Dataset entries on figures
┏━━
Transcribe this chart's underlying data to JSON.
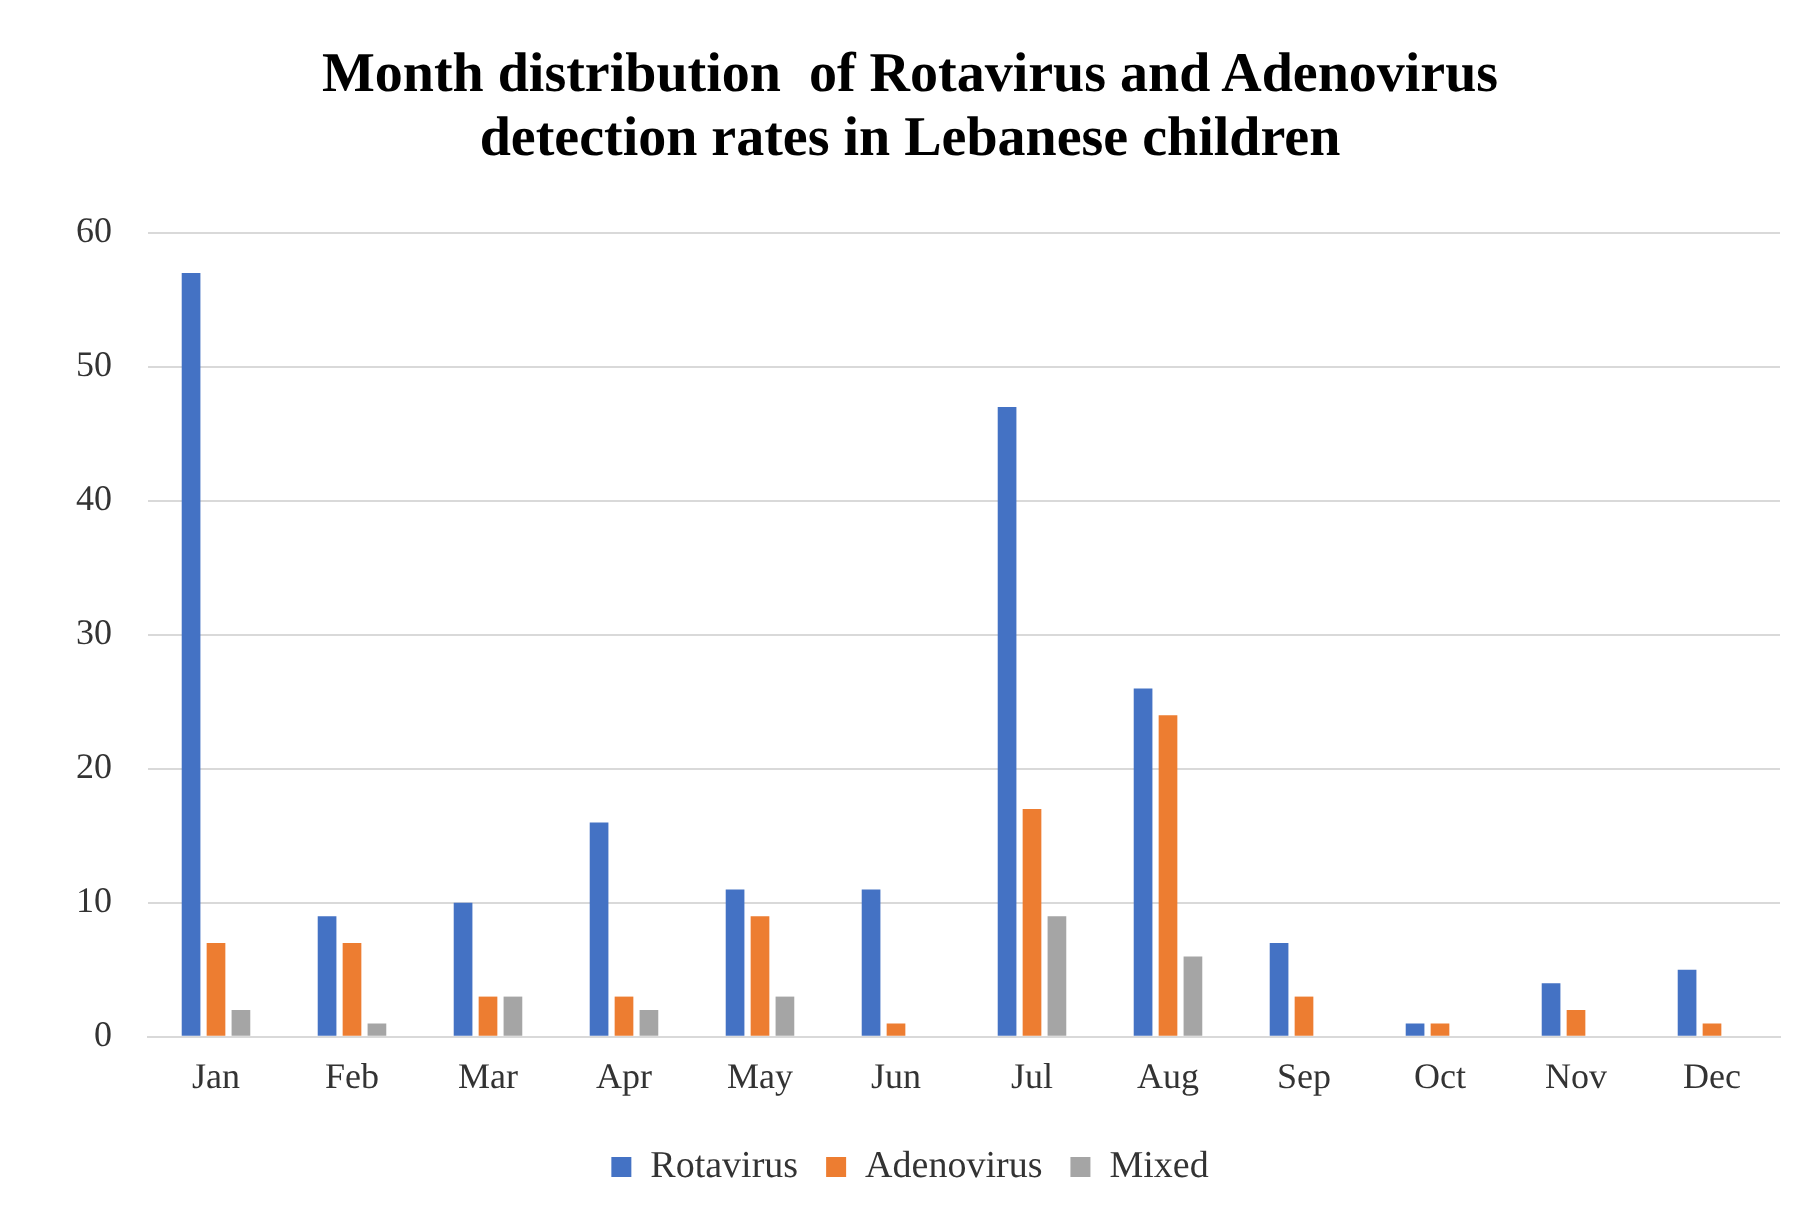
{
  "chart_data": {
    "type": "bar",
    "title": "Month distribution  of Rotavirus and Adenovirus detection rates in Lebanese children",
    "categories": [
      "Jan",
      "Feb",
      "Mar",
      "Apr",
      "May",
      "Jun",
      "Jul",
      "Aug",
      "Sep",
      "Oct",
      "Nov",
      "Dec"
    ],
    "series": [
      {
        "name": "Rotavirus",
        "color": "#4472c4",
        "values": [
          57,
          9,
          10,
          16,
          11,
          11,
          47,
          26,
          7,
          1,
          4,
          5
        ]
      },
      {
        "name": "Adenovirus",
        "color": "#ed7d31",
        "values": [
          7,
          7,
          3,
          3,
          9,
          1,
          17,
          24,
          3,
          1,
          2,
          1
        ]
      },
      {
        "name": "Mixed",
        "color": "#a5a5a5",
        "values": [
          2,
          1,
          3,
          2,
          3,
          0,
          9,
          6,
          0,
          0,
          0,
          0
        ]
      }
    ],
    "ylim": [
      0,
      60
    ],
    "yticks": [
      0,
      10,
      20,
      30,
      40,
      50,
      60
    ],
    "grid": "y",
    "legend": "bottom"
  }
}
┗━━
**Assignment:** What you return must match the data above exactly, with no images included.

**Output of the exercise:**
Transcribe this chart's underlying data to JSON.
{
  "chart_data": {
    "type": "bar",
    "title": "Month distribution  of Rotavirus and Adenovirus detection rates in Lebanese children",
    "categories": [
      "Jan",
      "Feb",
      "Mar",
      "Apr",
      "May",
      "Jun",
      "Jul",
      "Aug",
      "Sep",
      "Oct",
      "Nov",
      "Dec"
    ],
    "series": [
      {
        "name": "Rotavirus",
        "color": "#4472c4",
        "values": [
          57,
          9,
          10,
          16,
          11,
          11,
          47,
          26,
          7,
          1,
          4,
          5
        ]
      },
      {
        "name": "Adenovirus",
        "color": "#ed7d31",
        "values": [
          7,
          7,
          3,
          3,
          9,
          1,
          17,
          24,
          3,
          1,
          2,
          1
        ]
      },
      {
        "name": "Mixed",
        "color": "#a5a5a5",
        "values": [
          2,
          1,
          3,
          2,
          3,
          0,
          9,
          6,
          0,
          0,
          0,
          0
        ]
      }
    ],
    "ylim": [
      0,
      60
    ],
    "yticks": [
      0,
      10,
      20,
      30,
      40,
      50,
      60
    ],
    "grid": "y",
    "legend": "bottom"
  }
}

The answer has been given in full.